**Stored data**
————————

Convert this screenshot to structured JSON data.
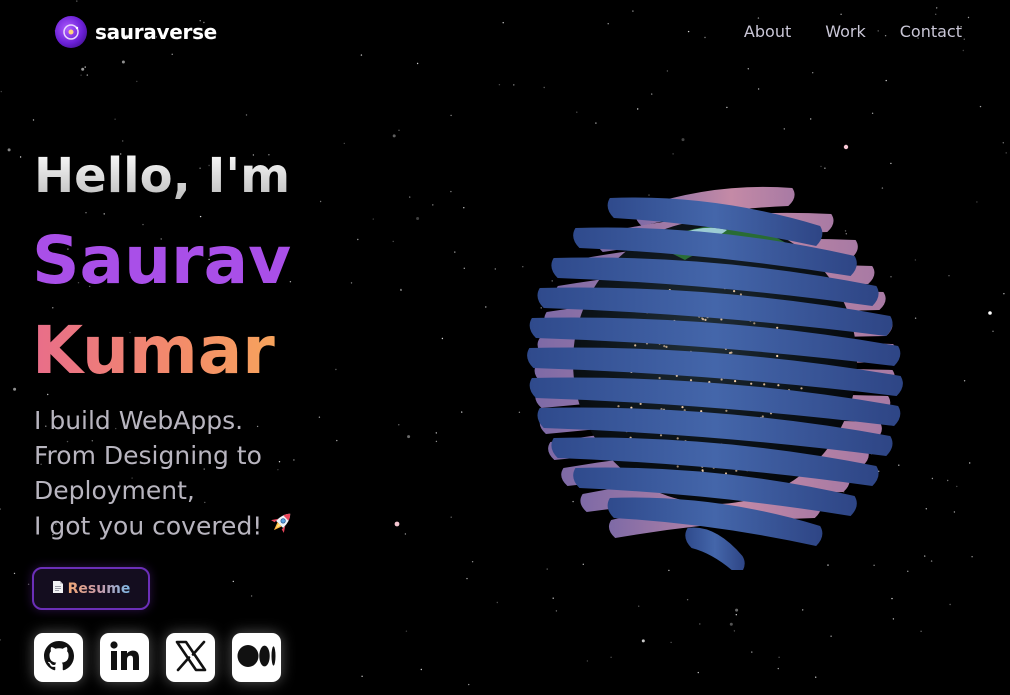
{
  "brand": {
    "name": "sauraverse"
  },
  "nav": {
    "links": [
      "About",
      "Work",
      "Contact"
    ]
  },
  "hero": {
    "greeting": "Hello, I'm",
    "first_name": "Saurav",
    "last_name": "Kumar",
    "tagline": [
      "I build WebApps.",
      "From Designing to",
      "Deployment,",
      "I got you covered!"
    ]
  },
  "resume": {
    "label": "Resume"
  },
  "social_icons": [
    "github-icon",
    "linkedin-icon",
    "x-icon",
    "medium-icon"
  ],
  "colors": {
    "background": "#000000",
    "accent_purple": "#a94fe8",
    "accent_orange": "#f7a35c",
    "planet_bands": "#3a5aa0"
  }
}
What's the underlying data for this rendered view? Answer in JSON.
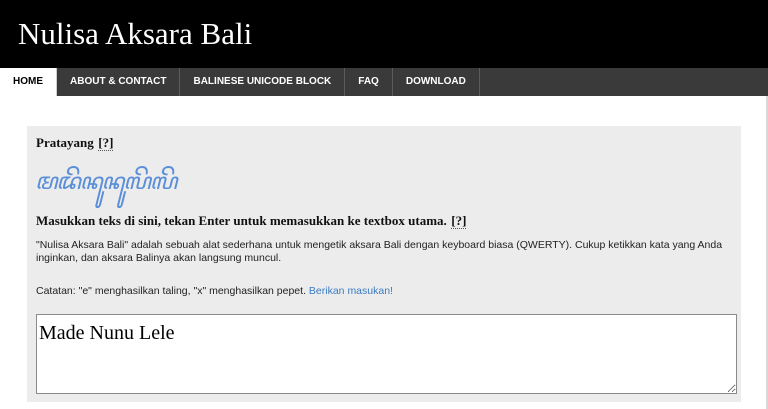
{
  "header": {
    "title": "Nulisa Aksara Bali"
  },
  "nav": {
    "items": [
      {
        "label": "HOME",
        "active": true
      },
      {
        "label": "ABOUT & CONTACT",
        "active": false
      },
      {
        "label": "BALINESE UNICODE BLOCK",
        "active": false
      },
      {
        "label": "FAQ",
        "active": false
      },
      {
        "label": "DOWNLOAD",
        "active": false
      }
    ]
  },
  "preview": {
    "label": "Pratayang",
    "help": "[?]",
    "script_text": "ꦩꦢꦼꦤꦸꦤꦸꦭꦼꦭꦼ"
  },
  "input_section": {
    "instruction": "Masukkan teks di sini, tekan Enter untuk memasukkan ke textbox utama.",
    "help": "[?]"
  },
  "description": {
    "paragraph": "\"Nulisa Aksara Bali\" adalah sebuah alat sederhana untuk mengetik aksara Bali dengan keyboard biasa (QWERTY). Cukup ketikkan kata yang Anda inginkan, dan aksara Balinya akan langsung muncul.",
    "note_prefix": "Catatan: \"e\" menghasilkan taling, \"x\" menghasilkan pepet.",
    "note_link": "Berikan masukan!"
  },
  "textbox": {
    "value": "Made Nunu Lele"
  },
  "colors": {
    "header_bg": "#000000",
    "nav_bg": "#3a3a3a",
    "panel_bg": "#ececec",
    "script_color": "#5b8fd8",
    "link_color": "#3a7cc4"
  }
}
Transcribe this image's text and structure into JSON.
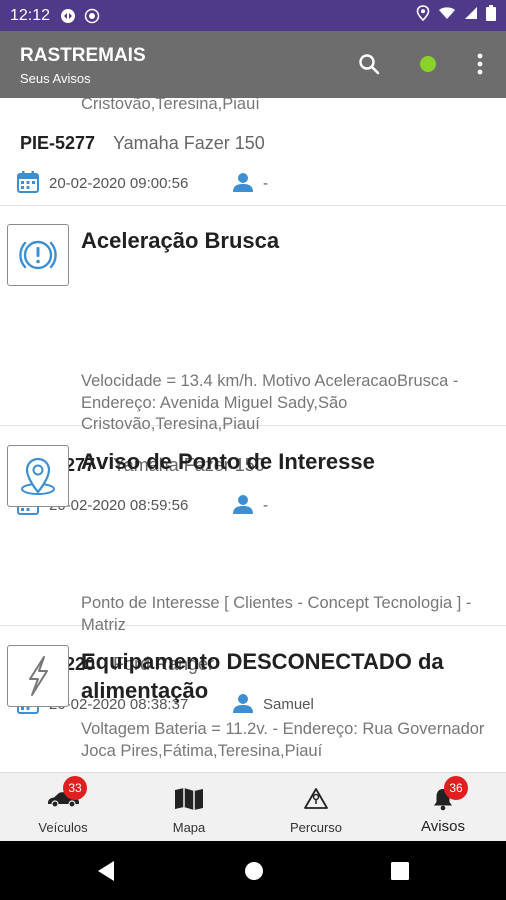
{
  "status_bar": {
    "time": "12:12"
  },
  "app_bar": {
    "title": "RASTREMAIS",
    "subtitle": "Seus Avisos",
    "status_color": "#8bd12a"
  },
  "alerts": [
    {
      "desc_line": "Cristovão,Teresina,Piauí",
      "plate": "PIE-5277",
      "vehicle": "Yamaha Fazer 150",
      "date": "20-02-2020 09:00:56",
      "user": "-"
    },
    {
      "icon": "warning-circle-icon",
      "title": "Aceleração Brusca",
      "description": "Velocidade = 13.4 km/h. Motivo AceleracaoBrusca - Endereço: Avenida Miguel Sady,São Cristovão,Teresina,Piauí",
      "plate": "PIE-5277",
      "vehicle": "Yamaha Fazer 150",
      "date": "20-02-2020 08:59:56",
      "user": "-"
    },
    {
      "icon": "map-pin-icon",
      "title": "Aviso de Ponto de Interesse",
      "description": "Ponto de Interesse [  Clientes - Concept Tecnologia ] - Matriz",
      "plate": "PIX-4220",
      "vehicle": "Ford Ranger",
      "date": "20-02-2020 08:38:37",
      "user": "Samuel"
    },
    {
      "icon": "lightning-icon",
      "title": "Equipamento DESCONECTADO da alimentação",
      "description": "Voltagem Bateria = 11.2v. - Endereço: Rua Governador Joca Pires,Fátima,Teresina,Piauí"
    }
  ],
  "bottom_nav": [
    {
      "label": "Veículos",
      "badge": "33"
    },
    {
      "label": "Mapa"
    },
    {
      "label": "Percurso"
    },
    {
      "label": "Avisos",
      "badge": "36"
    }
  ],
  "colors": {
    "accent_blue": "#3d8fd1",
    "app_bar": "#6d6d6d",
    "status_bar": "#4f3a8a",
    "badge": "#e02020"
  }
}
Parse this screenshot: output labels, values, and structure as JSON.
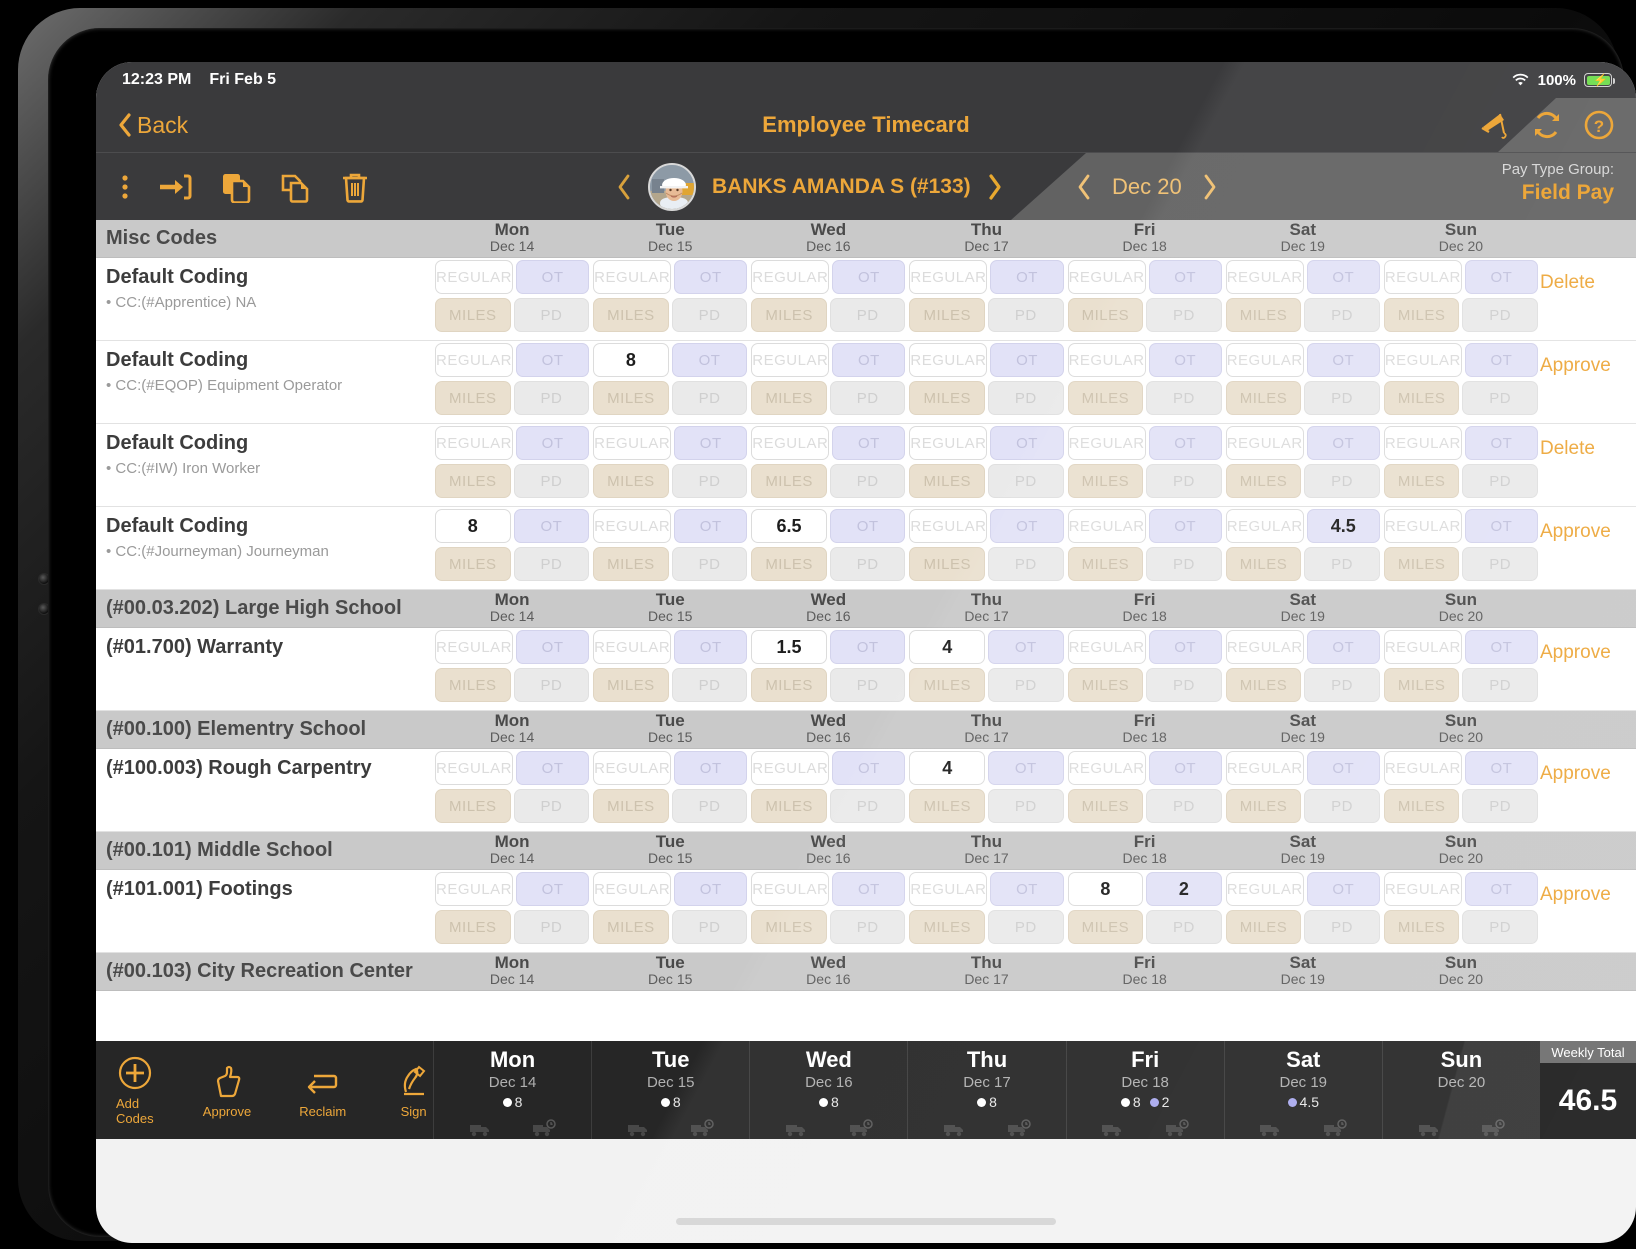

————————

**Objective**
Without including the pictures, reproduce all entries exactly.

**Exercise response**
Convert this screenshot to structured JSON data.
{
  "brand": {
    "name": "sauraverse"
  },
  "nav": {
    "links": [
      "About",
      "Work",
      "Contact"
    ]
  },
  "hero": {
    "greeting": "Hello, I'm",
    "first_name": "Saurav",
    "last_name": "Kumar",
    "tagline": [
      "I build WebApps.",
      "From Designing to",
      "Deployment,",
      "I got you covered!"
    ]
  },
  "resume": {
    "label": "Resume"
  },
  "social_icons": [
    "github-icon",
    "linkedin-icon",
    "x-icon",
    "medium-icon"
  ],
  "colors": {
    "background": "#000000",
    "accent_purple": "#a94fe8",
    "accent_orange": "#f7a35c",
    "planet_bands": "#3a5aa0"
  }
}
What's the underlying data for this rendered view? Answer in JSON.
{
  "header": {
    "title": "Nulisa Aksara Bali"
  },
  "nav": {
    "items": [
      {
        "label": "HOME",
        "active": true
      },
      {
        "label": "ABOUT & CONTACT",
        "active": false
      },
      {
        "label": "BALINESE UNICODE BLOCK",
        "active": false
      },
      {
        "label": "FAQ",
        "active": false
      },
      {
        "label": "DOWNLOAD",
        "active": false
      }
    ]
  },
  "preview": {
    "label": "Pratayang",
    "help": "[?]",
    "script_text": "ꦩꦢꦼꦤꦸꦤꦸꦭꦼꦭꦼ"
  },
  "input_section": {
    "instruction": "Masukkan teks di sini, tekan Enter untuk memasukkan ke textbox utama.",
    "help": "[?]"
  },
  "description": {
    "paragraph": "\"Nulisa Aksara Bali\" adalah sebuah alat sederhana untuk mengetik aksara Bali dengan keyboard biasa (QWERTY). Cukup ketikkan kata yang Anda inginkan, dan aksara Balinya akan langsung muncul.",
    "note_prefix": "Catatan: \"e\" menghasilkan taling, \"x\" menghasilkan pepet.",
    "note_link": "Berikan masukan!"
  },
  "textbox": {
    "value": "Made Nunu Lele"
  },
  "colors": {
    "header_bg": "#000000",
    "nav_bg": "#3a3a3a",
    "panel_bg": "#ececec",
    "script_color": "#5b8fd8",
    "link_color": "#3a7cc4"
  }
}
Transcribe this image's text and structure into JSON.
{
  "status_bar": {
    "time": "12:12"
  },
  "app_bar": {
    "title": "RASTREMAIS",
    "subtitle": "Seus Avisos",
    "status_color": "#8bd12a"
  },
  "alerts": [
    {
      "desc_line": "Cristovão,Teresina,Piauí",
      "plate": "PIE-5277",
      "vehicle": "Yamaha Fazer 150",
      "date": "20-02-2020 09:00:56",
      "user": "-"
    },
    {
      "icon": "warning-circle-icon",
      "title": "Aceleração Brusca",
      "description": "Velocidade = 13.4 km/h. Motivo AceleracaoBrusca - Endereço: Avenida Miguel Sady,São Cristovão,Teresina,Piauí",
      "plate": "PIE-5277",
      "vehicle": "Yamaha Fazer 150",
      "date": "20-02-2020 08:59:56",
      "user": "-"
    },
    {
      "icon": "map-pin-icon",
      "title": "Aviso de Ponto de Interesse",
      "description": "Ponto de Interesse [  Clientes - Concept Tecnologia ] - Matriz",
      "plate": "PIX-4220",
      "vehicle": "Ford Ranger",
      "date": "20-02-2020 08:38:37",
      "user": "Samuel"
    },
    {
      "icon": "lightning-icon",
      "title": "Equipamento DESCONECTADO da alimentação",
      "description": "Voltagem Bateria = 11.2v. - Endereço: Rua Governador Joca Pires,Fátima,Teresina,Piauí"
    }
  ],
  "bottom_nav": [
    {
      "label": "Veículos",
      "badge": "33"
    },
    {
      "label": "Mapa"
    },
    {
      "label": "Percurso"
    },
    {
      "label": "Avisos",
      "badge": "36"
    }
  ],
  "colors": {
    "accent_blue": "#3d8fd1",
    "app_bar": "#6d6d6d",
    "status_bar": "#4f3a8a",
    "badge": "#e02020"
  }
}
Parse this screenshot: output labels, values, and structure as JSON.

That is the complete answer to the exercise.